**Quoted text:**
>> START

But Jamaica isn't just about pirates, rum, reggae, beautiful beaches and earthquakes. They get visited by hurricanes too and have suffered many times as a result of them. Recently, earthquake experts have admitted two things that they used to deny vehemently. One is that super large quakes can trigger smaller quakes over great distances (many of them changed their thinking when just that occurred following the double 8+ magnitude quakes in Indonesia back in April 2012).

The other is that there was often a relationship between big storms and earthquakes. The USGS site may still state that there is no connection between earthquakes and the weather, but there is a growing number of earth scientists who have or may be about to change their mind on that. Here is just one article reflecting this that has popped up on the internet over the past two years: http://www.independent.co.uk/environment/green-living/why-the-haiti-earthquake-may-not-have-been-a-natural-disaster-6275044.html .

As if to back just that up, I recently discovered that there was a hurricane striking Jamaica the same day as that historic earthquake of June 17th, 1692. Interestingly, it was the only hurricane ever to strike Jamaica in June (see pg. 267 of Encyclopedia of Hurricanes, Typhoons, and Cyclones by David Longshore, published in 2009). Also of interest is that, looking at the statistical probability of an earthquake occurring in June, earthquakes are at least 1.5Xs more likely to happen in January than in June. But it would appear that it is noticeably more probable to occur in June when there happens to be a nearly never occurring hurricane.

In any event, the Port Royal earthquake could not be dismissed as being mistaken for the effects of a raging storm; so in the case of the 1692 earthquake, the quake stuck in the history books, but the Hurricane got buried in an obscure footnote somewhere. But usually it is the other way around.

Aftermath of Christchurch, New Zealand Earthquake of 2/22/2011.  The 6.3 magnitude earthquake caused 185 deaths and was the second deadliest quake in New Zealand history.
Aftermath of Christchurch, New Zealand Earthquake of 2/22/2011. The 6.3 magnitude earthquake caused 185 deaths and was the second deadliest quake in New Zealand history. | Source

Time for a Change In Our Thinking..

Seismologists, and I have been guilty of this too, have dismissed historical earthquakes and chose not to include them in their databases because there was a report of a simultaneous storm with the earthquake. One would be tempted to believe that the storm was so violent that it took down buildings and made a great noise that people mistook for an earthquake. In other words, the general consensus would be: "It is highly improbable, therefore it is most likely impossible" (another victim of Occam's razor). In other words, when in doubt, throw it out.

>> END

**Data shown:**
>> START

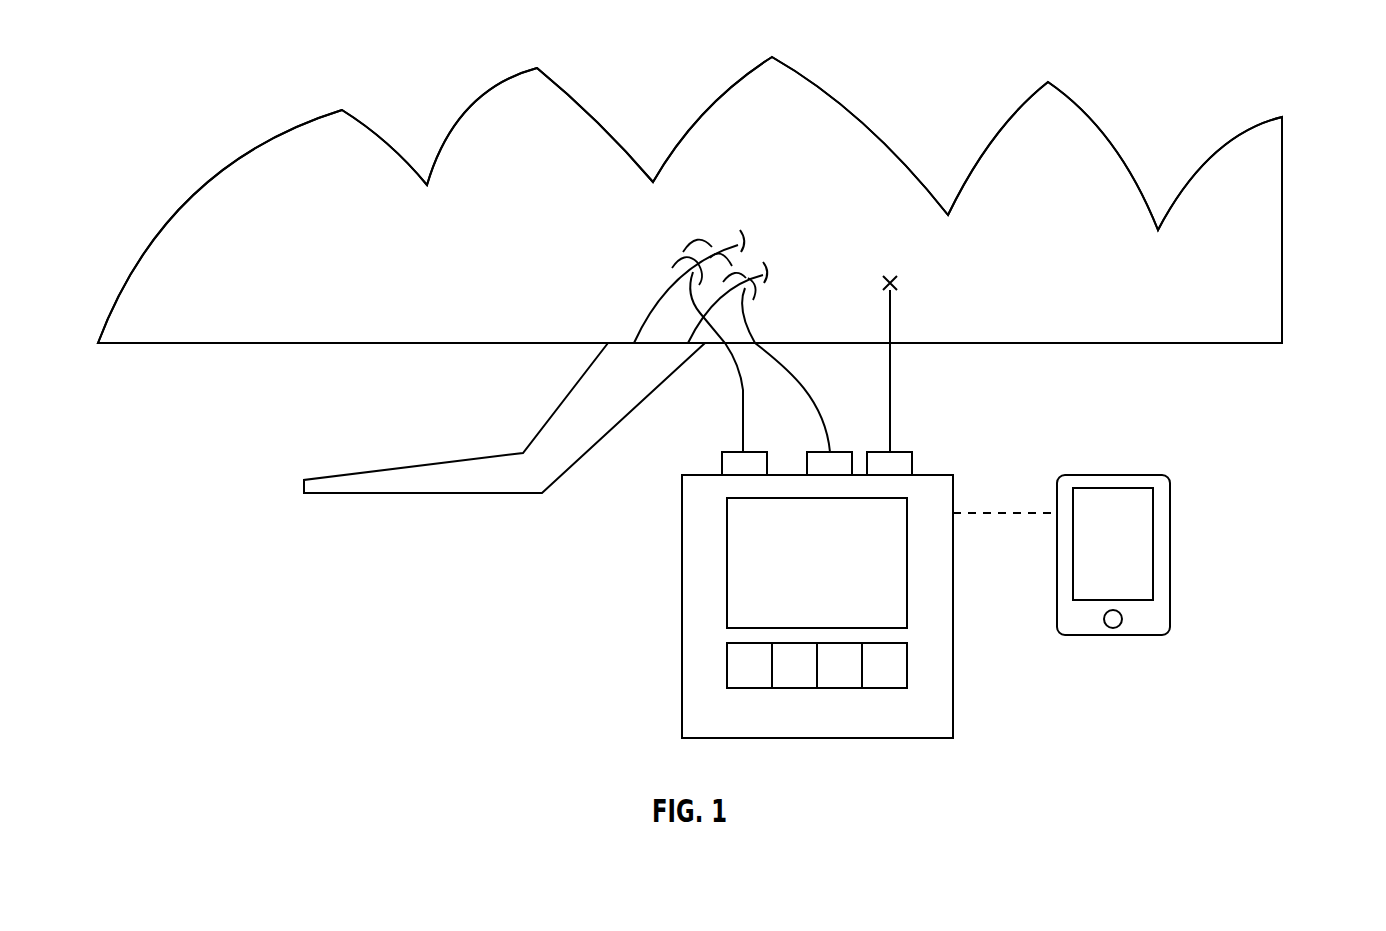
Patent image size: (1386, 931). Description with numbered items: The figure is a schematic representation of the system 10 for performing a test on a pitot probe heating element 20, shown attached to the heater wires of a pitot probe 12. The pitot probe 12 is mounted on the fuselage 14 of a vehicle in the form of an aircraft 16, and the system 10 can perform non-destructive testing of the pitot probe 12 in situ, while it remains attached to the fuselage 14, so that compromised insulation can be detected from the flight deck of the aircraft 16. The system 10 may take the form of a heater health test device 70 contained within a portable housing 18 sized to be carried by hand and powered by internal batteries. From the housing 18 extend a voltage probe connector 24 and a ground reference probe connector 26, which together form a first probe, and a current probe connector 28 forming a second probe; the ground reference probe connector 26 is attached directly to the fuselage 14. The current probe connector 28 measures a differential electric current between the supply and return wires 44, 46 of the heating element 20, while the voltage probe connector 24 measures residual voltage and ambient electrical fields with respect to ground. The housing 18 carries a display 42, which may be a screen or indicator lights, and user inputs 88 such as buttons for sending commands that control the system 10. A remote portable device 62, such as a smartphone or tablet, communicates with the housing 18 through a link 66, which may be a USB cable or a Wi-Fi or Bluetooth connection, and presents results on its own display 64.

>> END

**Work to complete:** Continue the piece on storms and earthquakes from its last sentence.

**The answer:**
As I said, I have been guilty of dismissing such earthquakes in the past and I never bothered to record a rejection list. However, there is the catalog by John Mallet from the mid 1850s that can be searched via Google Books. From that I found a few gems that follow:

On November 9, 1761 (date only per another source; Mallet's gave December 9, 1761 or the same date as a 7.7 magnitude event occurred on the Russian/Mongolian border), most of Carthagena, in South America was destroyed by an earthquake that was accompanied by a great storm. Flood waters came down from the mountains after the quake struck.

In the early afternoon of May 1, 1769, there was a destructive earthquake in Bagdad that threw down anywhere from 2000-4000 houses, or was it the terrible windstorm that accompanied it that did most of the damage?

At 9:10pm on July 29, 1784 and 2am on August 1, 1784, in Haiti and Jamaica, there were dual shock earthquakes that were both accompanied by hurricanes.

At either 5am or 5pm (I believe the later), on August 8, 1806, there was a great quake in Krasnijarsk, Siberia (said to have lasted 4min15s), followed by a second shock not long after. There was reportedly a great storm between the two shocks. To further demonstrate how big this quake was, a mountain reportedly was converted into a lake with a circumference of 300 feet and a depth of 180 feet. The countryside was later found to be covered with volcanic ash.

On August 11, 1831, there was a quake in Antilles, Barbados, Jamaica that reportedly took the lives of 3,000 people. A hurricane also was said to have accompanied it.

One thing besides the fact that these earthquakes were accompanied by great storms, is that you won't find them in conventional historical catalogs of significant earthquake events. Probably, in most cases, those preparing events for inclusion of such a catalog would likely have rejected them as being too far fetched to be accepted as accurate. But that is hopefully something only that was an error of past ways of thinking; perhaps such close-minded ways of looking at the evidence will soon be entirely behind us.